Records excerpted from a collection
——

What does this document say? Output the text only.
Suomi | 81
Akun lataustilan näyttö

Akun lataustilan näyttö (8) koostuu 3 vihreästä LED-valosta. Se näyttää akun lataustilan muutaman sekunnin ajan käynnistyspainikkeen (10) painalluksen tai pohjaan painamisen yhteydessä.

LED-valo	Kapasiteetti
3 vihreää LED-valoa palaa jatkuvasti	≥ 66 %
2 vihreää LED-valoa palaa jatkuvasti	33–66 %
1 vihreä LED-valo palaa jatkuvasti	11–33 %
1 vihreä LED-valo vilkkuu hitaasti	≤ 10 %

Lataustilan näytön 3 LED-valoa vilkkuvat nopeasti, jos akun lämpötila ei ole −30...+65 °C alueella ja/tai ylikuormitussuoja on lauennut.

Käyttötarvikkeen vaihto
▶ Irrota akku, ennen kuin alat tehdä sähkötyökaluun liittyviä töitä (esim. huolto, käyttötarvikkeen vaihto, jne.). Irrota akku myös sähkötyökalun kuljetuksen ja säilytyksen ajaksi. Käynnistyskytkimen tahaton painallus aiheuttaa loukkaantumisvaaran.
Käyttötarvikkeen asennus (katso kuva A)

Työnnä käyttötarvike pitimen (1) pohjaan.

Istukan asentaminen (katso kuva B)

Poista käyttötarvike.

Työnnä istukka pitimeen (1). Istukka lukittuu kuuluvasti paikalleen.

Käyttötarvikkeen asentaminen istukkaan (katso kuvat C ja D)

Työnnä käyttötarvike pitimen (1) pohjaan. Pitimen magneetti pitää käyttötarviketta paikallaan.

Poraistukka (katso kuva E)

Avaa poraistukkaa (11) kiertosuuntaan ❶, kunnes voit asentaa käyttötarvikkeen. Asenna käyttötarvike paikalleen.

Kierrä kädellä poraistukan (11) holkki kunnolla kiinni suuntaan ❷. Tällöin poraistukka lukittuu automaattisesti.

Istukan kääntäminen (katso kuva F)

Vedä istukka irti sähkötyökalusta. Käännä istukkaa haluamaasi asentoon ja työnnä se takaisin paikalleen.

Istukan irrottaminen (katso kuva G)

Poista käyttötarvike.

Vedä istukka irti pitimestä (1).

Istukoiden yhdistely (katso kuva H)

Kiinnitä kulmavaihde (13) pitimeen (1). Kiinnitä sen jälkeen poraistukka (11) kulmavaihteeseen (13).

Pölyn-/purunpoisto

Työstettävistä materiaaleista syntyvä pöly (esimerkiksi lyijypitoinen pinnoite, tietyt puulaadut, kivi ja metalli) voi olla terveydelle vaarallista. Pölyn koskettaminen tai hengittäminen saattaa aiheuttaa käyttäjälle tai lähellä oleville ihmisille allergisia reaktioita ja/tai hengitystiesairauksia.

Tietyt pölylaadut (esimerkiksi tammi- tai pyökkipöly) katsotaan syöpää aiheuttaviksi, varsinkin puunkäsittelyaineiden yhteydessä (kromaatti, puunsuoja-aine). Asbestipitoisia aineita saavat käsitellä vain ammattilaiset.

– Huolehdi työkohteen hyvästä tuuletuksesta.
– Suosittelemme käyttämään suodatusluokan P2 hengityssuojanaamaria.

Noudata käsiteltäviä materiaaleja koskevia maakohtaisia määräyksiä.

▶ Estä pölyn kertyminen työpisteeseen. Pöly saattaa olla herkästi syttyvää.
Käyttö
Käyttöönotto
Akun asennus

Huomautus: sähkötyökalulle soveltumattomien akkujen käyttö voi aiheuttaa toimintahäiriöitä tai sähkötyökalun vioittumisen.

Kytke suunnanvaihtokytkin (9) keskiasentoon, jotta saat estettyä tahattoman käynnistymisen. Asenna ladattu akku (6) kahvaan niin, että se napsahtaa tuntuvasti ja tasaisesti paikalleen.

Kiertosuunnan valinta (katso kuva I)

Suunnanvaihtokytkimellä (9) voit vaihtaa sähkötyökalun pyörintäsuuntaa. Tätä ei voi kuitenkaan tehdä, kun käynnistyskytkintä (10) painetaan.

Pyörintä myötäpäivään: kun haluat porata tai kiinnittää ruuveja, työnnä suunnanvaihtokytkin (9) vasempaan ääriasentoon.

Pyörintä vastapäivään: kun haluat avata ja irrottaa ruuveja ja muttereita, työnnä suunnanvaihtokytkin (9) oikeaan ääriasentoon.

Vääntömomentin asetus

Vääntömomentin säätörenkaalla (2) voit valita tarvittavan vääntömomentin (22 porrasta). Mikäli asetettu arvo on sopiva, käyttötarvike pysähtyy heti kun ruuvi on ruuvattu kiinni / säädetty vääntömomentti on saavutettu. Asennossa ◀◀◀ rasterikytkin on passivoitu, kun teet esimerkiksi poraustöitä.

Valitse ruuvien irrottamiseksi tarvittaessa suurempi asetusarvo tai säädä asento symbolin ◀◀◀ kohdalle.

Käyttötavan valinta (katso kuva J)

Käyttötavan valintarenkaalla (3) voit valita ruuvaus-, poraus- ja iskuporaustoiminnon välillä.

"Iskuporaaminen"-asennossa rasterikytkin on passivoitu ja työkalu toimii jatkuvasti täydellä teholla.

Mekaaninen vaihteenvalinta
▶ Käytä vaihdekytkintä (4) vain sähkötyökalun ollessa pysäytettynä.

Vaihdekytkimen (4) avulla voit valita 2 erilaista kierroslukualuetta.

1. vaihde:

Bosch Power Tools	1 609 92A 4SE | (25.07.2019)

——

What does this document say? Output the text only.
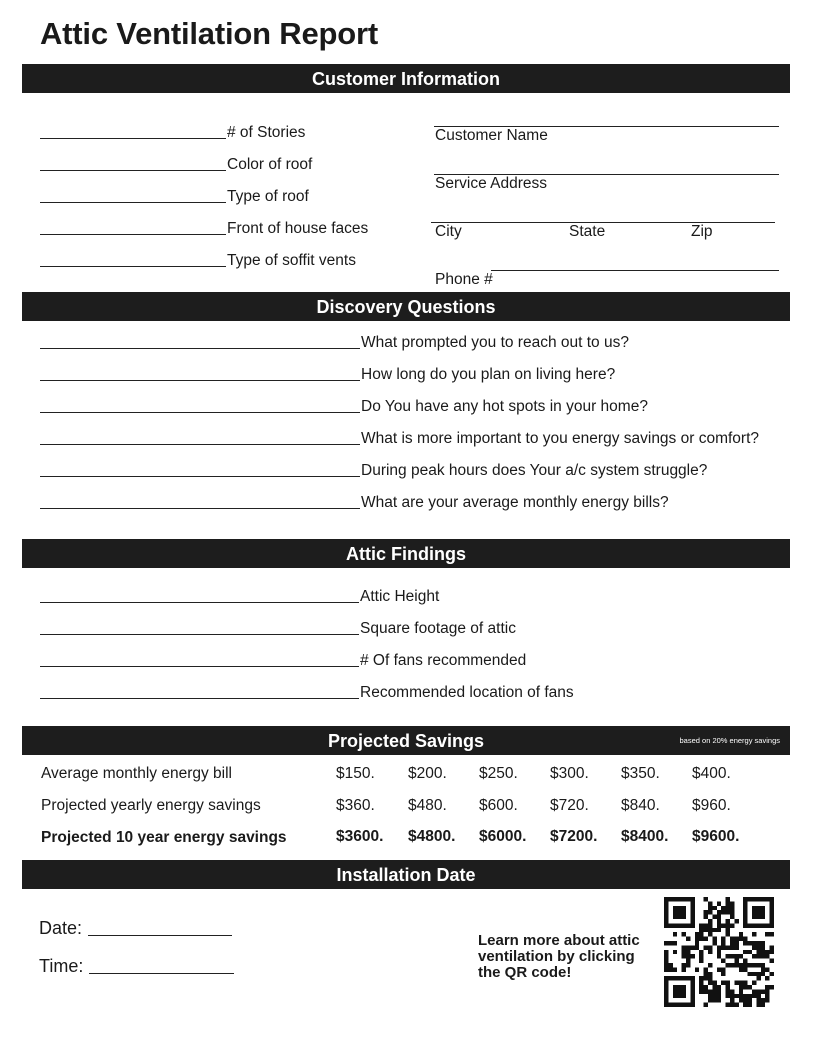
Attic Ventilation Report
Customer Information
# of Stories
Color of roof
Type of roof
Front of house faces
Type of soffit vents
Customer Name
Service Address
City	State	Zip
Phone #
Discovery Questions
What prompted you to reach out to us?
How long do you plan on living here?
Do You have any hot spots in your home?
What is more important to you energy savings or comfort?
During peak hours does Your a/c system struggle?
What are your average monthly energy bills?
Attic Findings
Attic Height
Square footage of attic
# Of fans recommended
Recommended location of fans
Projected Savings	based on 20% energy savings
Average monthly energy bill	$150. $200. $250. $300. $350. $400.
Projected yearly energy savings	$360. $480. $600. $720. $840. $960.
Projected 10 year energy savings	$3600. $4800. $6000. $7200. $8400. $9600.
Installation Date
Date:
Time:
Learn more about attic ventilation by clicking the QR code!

——

For each line of the listing that holds the word "Vääntömomentin", show that line.

Vääntömomentin asetus
Vääntömomentin säätörenkaalla (2) voit valita tarvittavan vääntömomentin (22 porrasta). Mikäli asetettu arvo on sopiva, käyttötarvike pysähtyy heti kun ruuvi on ruuvattu kiinni / säädetty vääntömomentti on saavutettu. Asennossa ◀◀◀ rasterikytkin on passivoitu, kun teet esimerkiksi poraustöitä.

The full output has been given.